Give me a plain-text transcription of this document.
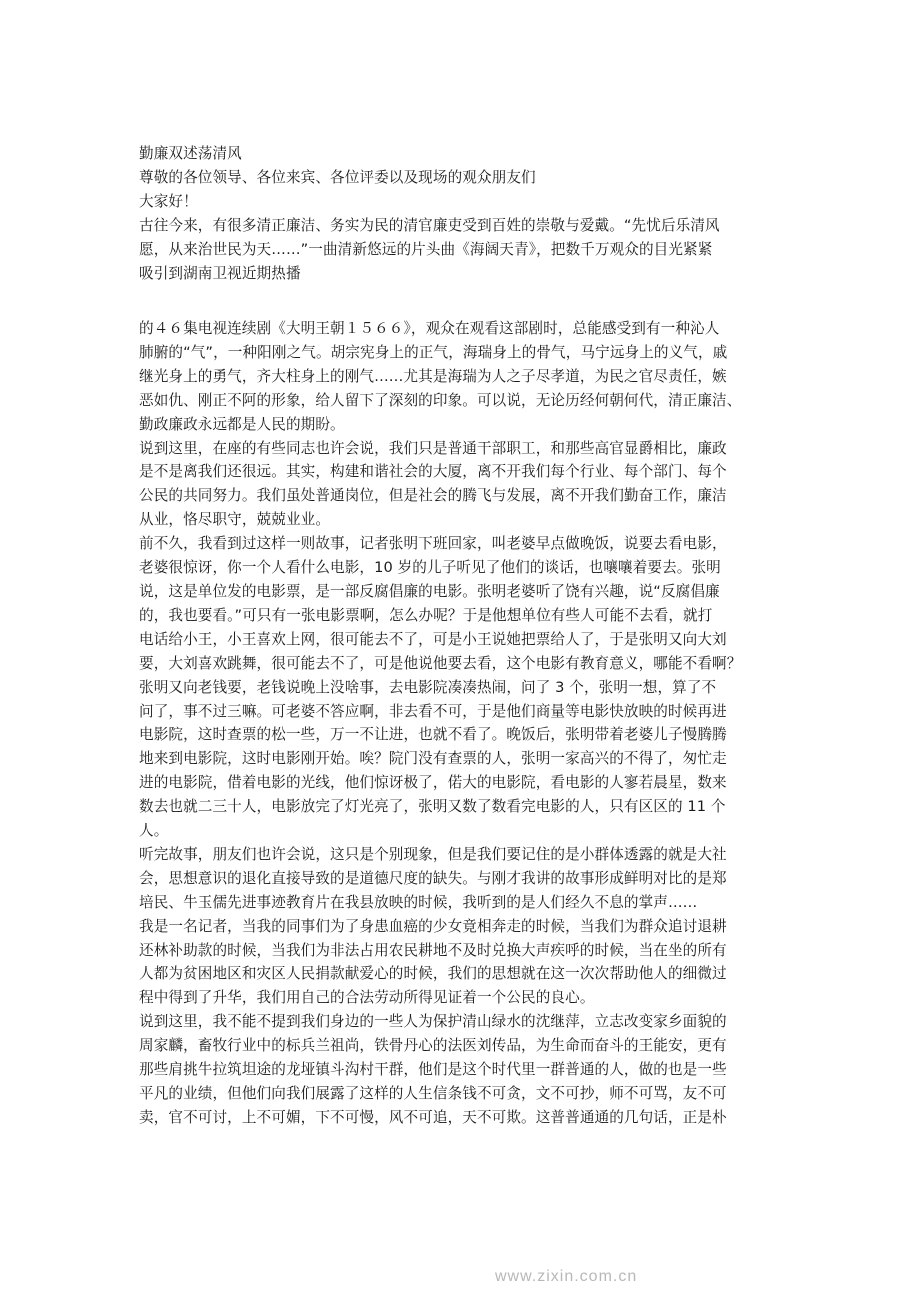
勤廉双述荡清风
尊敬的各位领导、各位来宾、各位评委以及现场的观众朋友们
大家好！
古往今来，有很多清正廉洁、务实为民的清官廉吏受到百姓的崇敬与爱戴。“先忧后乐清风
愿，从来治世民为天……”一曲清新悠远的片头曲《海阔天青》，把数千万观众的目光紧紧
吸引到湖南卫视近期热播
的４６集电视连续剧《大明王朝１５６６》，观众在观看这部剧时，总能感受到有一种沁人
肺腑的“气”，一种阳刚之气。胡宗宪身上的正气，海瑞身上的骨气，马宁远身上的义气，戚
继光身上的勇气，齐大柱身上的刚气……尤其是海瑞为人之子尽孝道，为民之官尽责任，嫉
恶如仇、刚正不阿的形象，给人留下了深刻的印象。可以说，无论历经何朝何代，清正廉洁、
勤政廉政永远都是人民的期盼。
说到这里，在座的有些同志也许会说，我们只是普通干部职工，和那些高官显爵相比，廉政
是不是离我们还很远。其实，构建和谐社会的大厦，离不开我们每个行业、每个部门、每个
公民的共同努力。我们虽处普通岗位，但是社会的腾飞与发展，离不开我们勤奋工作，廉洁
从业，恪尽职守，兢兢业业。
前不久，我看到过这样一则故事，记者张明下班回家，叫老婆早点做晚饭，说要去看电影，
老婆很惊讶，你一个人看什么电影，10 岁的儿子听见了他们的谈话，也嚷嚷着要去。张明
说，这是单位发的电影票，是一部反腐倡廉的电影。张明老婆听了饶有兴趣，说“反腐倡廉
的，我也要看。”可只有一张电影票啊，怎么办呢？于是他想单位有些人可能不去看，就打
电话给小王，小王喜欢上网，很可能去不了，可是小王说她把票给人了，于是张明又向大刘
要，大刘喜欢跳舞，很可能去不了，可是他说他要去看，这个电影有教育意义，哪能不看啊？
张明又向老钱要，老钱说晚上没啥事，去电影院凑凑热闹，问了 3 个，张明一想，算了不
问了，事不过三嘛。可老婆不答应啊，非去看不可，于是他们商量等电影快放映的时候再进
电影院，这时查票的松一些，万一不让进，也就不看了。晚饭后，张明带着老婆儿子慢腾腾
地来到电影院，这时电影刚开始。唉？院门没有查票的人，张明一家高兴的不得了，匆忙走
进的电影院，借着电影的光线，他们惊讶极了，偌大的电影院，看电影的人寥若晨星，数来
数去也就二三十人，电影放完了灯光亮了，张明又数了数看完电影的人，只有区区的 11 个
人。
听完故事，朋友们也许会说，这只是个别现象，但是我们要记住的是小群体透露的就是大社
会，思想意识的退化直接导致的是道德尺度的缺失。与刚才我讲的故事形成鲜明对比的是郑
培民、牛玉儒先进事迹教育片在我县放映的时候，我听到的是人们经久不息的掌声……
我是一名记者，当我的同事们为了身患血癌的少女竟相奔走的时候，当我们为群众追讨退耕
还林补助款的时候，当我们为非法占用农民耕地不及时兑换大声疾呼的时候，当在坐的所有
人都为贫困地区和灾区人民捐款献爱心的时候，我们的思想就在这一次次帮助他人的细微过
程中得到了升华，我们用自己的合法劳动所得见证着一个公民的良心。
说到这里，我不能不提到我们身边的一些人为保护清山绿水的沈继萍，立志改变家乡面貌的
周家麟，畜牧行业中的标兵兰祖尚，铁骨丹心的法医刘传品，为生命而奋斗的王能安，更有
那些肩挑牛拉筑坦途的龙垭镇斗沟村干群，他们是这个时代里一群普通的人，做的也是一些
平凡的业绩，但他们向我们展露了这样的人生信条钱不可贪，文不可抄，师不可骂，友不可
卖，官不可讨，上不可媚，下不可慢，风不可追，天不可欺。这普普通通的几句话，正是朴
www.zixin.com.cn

────

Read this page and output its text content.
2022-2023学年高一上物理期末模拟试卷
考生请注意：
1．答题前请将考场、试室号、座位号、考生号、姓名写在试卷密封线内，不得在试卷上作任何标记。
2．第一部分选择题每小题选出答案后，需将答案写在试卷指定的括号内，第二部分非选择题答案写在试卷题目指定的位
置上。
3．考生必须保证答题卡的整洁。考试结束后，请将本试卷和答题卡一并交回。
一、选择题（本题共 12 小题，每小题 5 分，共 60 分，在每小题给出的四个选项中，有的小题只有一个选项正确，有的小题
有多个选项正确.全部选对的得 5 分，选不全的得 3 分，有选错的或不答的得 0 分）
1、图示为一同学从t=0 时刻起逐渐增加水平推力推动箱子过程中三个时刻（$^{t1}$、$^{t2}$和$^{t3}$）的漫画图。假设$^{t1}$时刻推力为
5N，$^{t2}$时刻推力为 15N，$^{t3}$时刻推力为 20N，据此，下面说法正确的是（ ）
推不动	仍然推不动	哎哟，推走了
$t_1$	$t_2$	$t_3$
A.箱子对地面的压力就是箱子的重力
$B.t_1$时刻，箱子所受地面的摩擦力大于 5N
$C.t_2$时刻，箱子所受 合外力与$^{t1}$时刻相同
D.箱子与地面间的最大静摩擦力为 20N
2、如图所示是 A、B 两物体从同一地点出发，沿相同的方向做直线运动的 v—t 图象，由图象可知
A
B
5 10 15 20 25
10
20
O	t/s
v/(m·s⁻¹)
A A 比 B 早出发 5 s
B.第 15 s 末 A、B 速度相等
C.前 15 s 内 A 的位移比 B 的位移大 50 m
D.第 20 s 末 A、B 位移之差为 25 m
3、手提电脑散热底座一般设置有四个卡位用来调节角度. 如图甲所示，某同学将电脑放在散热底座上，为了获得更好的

────

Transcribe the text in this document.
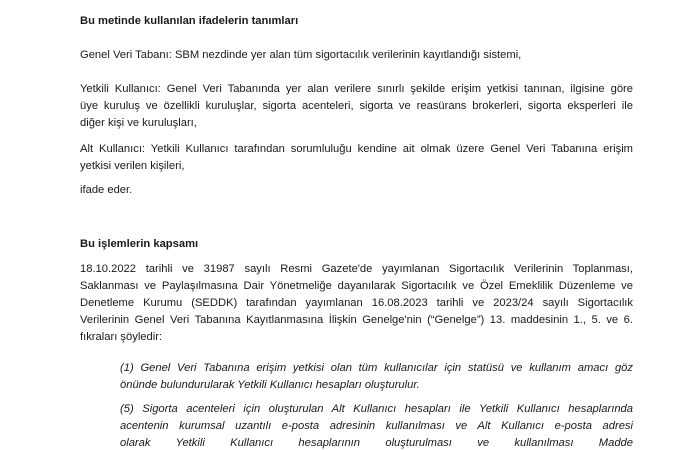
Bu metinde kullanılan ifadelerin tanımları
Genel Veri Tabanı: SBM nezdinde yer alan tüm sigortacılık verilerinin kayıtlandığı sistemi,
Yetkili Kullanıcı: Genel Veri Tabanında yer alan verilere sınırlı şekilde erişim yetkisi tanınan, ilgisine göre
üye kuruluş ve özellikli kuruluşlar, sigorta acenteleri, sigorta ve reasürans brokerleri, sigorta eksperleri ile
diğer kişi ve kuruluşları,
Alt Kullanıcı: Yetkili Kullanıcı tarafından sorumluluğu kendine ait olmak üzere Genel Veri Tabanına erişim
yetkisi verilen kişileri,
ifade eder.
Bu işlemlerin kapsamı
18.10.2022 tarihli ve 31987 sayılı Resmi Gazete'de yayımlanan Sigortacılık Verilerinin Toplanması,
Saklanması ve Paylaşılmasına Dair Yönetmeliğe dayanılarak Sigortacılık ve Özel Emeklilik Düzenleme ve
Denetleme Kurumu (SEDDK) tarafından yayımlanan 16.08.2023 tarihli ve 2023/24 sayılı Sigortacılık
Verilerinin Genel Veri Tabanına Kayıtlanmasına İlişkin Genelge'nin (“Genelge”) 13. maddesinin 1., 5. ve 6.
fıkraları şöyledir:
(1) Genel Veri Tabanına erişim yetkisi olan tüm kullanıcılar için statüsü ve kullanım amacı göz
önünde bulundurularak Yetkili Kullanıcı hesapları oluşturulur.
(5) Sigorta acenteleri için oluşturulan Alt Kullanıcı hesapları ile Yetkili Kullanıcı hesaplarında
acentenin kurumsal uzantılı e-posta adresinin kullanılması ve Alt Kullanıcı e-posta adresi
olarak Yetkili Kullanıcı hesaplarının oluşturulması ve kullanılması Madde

────

* WORK TO COMPLETE: Check every line for "için" and show the ones that have it.

* COMPLETED EXERCISE:
(1) Genel Veri Tabanına erişim yetkisi olan tüm kullanıcılar için statüsü ve kullanım amacı göz
(5) Sigorta acenteleri için oluşturulan Alt Kullanıcı hesapları ile Yetkili Kullanıcı hesaplarında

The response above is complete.